Write out the whole of the material exactly.
-- START RAW DATA --
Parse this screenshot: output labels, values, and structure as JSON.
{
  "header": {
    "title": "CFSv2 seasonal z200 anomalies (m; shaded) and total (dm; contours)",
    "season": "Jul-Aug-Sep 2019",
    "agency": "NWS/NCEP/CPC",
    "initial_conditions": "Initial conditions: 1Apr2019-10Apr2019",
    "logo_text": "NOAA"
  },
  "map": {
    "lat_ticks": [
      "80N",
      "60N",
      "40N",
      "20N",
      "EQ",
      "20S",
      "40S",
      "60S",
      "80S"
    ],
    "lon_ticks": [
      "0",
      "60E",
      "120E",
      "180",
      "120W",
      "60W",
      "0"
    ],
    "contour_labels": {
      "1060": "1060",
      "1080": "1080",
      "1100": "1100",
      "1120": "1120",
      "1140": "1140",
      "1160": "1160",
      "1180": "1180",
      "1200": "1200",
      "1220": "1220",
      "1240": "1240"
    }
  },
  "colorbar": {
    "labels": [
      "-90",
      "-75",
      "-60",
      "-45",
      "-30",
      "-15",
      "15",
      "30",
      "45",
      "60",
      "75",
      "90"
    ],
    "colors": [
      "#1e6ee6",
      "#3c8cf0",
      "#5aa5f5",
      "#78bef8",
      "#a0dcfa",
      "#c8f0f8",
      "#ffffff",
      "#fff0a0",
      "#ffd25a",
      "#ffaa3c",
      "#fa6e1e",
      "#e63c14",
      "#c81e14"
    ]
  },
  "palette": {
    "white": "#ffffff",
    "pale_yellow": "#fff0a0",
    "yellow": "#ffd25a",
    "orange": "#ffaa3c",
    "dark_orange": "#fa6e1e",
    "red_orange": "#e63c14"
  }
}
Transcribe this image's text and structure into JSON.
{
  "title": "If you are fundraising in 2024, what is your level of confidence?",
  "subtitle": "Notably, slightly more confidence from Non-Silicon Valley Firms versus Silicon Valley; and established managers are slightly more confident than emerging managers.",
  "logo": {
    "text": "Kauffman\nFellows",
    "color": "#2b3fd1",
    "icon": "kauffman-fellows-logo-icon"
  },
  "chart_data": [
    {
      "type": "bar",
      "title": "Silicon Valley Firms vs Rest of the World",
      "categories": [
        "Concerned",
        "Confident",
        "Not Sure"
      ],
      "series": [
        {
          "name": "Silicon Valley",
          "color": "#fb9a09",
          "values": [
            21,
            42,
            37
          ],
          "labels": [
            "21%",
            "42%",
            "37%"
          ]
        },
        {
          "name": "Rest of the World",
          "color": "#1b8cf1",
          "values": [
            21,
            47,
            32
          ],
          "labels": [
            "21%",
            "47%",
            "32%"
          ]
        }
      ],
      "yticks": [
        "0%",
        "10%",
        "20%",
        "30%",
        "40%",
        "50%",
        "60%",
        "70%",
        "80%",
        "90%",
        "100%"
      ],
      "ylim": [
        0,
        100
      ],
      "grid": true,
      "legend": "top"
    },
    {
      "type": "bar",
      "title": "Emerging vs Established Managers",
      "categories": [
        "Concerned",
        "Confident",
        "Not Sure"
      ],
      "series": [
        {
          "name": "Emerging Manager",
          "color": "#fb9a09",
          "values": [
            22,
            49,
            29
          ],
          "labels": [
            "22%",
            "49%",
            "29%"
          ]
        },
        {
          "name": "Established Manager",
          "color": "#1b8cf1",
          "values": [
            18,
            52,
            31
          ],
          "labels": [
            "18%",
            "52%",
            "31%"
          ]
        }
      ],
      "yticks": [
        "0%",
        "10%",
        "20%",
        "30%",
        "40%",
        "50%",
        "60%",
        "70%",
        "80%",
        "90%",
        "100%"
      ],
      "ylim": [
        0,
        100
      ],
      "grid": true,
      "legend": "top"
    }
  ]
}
-- END RAW DATA --
FINISHED TASK ::
Parse this screenshot: output labels, values, and structure as JSON.
{
  "header": {
    "title": "CFSv2 seasonal z200 anomalies (m; shaded) and total (dm; contours)",
    "season": "Jul-Aug-Sep 2019",
    "agency": "NWS/NCEP/CPC",
    "initial_conditions": "Initial conditions: 1Apr2019-10Apr2019",
    "logo_text": "NOAA"
  },
  "map": {
    "lat_ticks": [
      "80N",
      "60N",
      "40N",
      "20N",
      "EQ",
      "20S",
      "40S",
      "60S",
      "80S"
    ],
    "lon_ticks": [
      "0",
      "60E",
      "120E",
      "180",
      "120W",
      "60W",
      "0"
    ],
    "contour_labels": {
      "1060": "1060",
      "1080": "1080",
      "1100": "1100",
      "1120": "1120",
      "1140": "1140",
      "1160": "1160",
      "1180": "1180",
      "1200": "1200",
      "1220": "1220",
      "1240": "1240"
    }
  },
  "colorbar": {
    "labels": [
      "-90",
      "-75",
      "-60",
      "-45",
      "-30",
      "-15",
      "15",
      "30",
      "45",
      "60",
      "75",
      "90"
    ],
    "colors": [
      "#1e6ee6",
      "#3c8cf0",
      "#5aa5f5",
      "#78bef8",
      "#a0dcfa",
      "#c8f0f8",
      "#ffffff",
      "#fff0a0",
      "#ffd25a",
      "#ffaa3c",
      "#fa6e1e",
      "#e63c14",
      "#c81e14"
    ]
  },
  "palette": {
    "white": "#ffffff",
    "pale_yellow": "#fff0a0",
    "yellow": "#ffd25a",
    "orange": "#ffaa3c",
    "dark_orange": "#fa6e1e",
    "red_orange": "#e63c14"
  }
}
Transcribe this image's text and structure into JSON.
{
  "title": "If you are fundraising in 2024, what is your level of confidence?",
  "subtitle": "Notably, slightly more confidence from Non-Silicon Valley Firms versus Silicon Valley; and established managers are slightly more confident than emerging managers.",
  "logo": {
    "text": "Kauffman\nFellows",
    "color": "#2b3fd1",
    "icon": "kauffman-fellows-logo-icon"
  },
  "chart_data": [
    {
      "type": "bar",
      "title": "Silicon Valley Firms vs Rest of the World",
      "categories": [
        "Concerned",
        "Confident",
        "Not Sure"
      ],
      "series": [
        {
          "name": "Silicon Valley",
          "color": "#fb9a09",
          "values": [
            21,
            42,
            37
          ],
          "labels": [
            "21%",
            "42%",
            "37%"
          ]
        },
        {
          "name": "Rest of the World",
          "color": "#1b8cf1",
          "values": [
            21,
            47,
            32
          ],
          "labels": [
            "21%",
            "47%",
            "32%"
          ]
        }
      ],
      "yticks": [
        "0%",
        "10%",
        "20%",
        "30%",
        "40%",
        "50%",
        "60%",
        "70%",
        "80%",
        "90%",
        "100%"
      ],
      "ylim": [
        0,
        100
      ],
      "grid": true,
      "legend": "top"
    },
    {
      "type": "bar",
      "title": "Emerging vs Established Managers",
      "categories": [
        "Concerned",
        "Confident",
        "Not Sure"
      ],
      "series": [
        {
          "name": "Emerging Manager",
          "color": "#fb9a09",
          "values": [
            22,
            49,
            29
          ],
          "labels": [
            "22%",
            "49%",
            "29%"
          ]
        },
        {
          "name": "Established Manager",
          "color": "#1b8cf1",
          "values": [
            18,
            52,
            31
          ],
          "labels": [
            "18%",
            "52%",
            "31%"
          ]
        }
      ],
      "yticks": [
        "0%",
        "10%",
        "20%",
        "30%",
        "40%",
        "50%",
        "60%",
        "70%",
        "80%",
        "90%",
        "100%"
      ],
      "ylim": [
        0,
        100
      ],
      "grid": true,
      "legend": "top"
    }
  ]
}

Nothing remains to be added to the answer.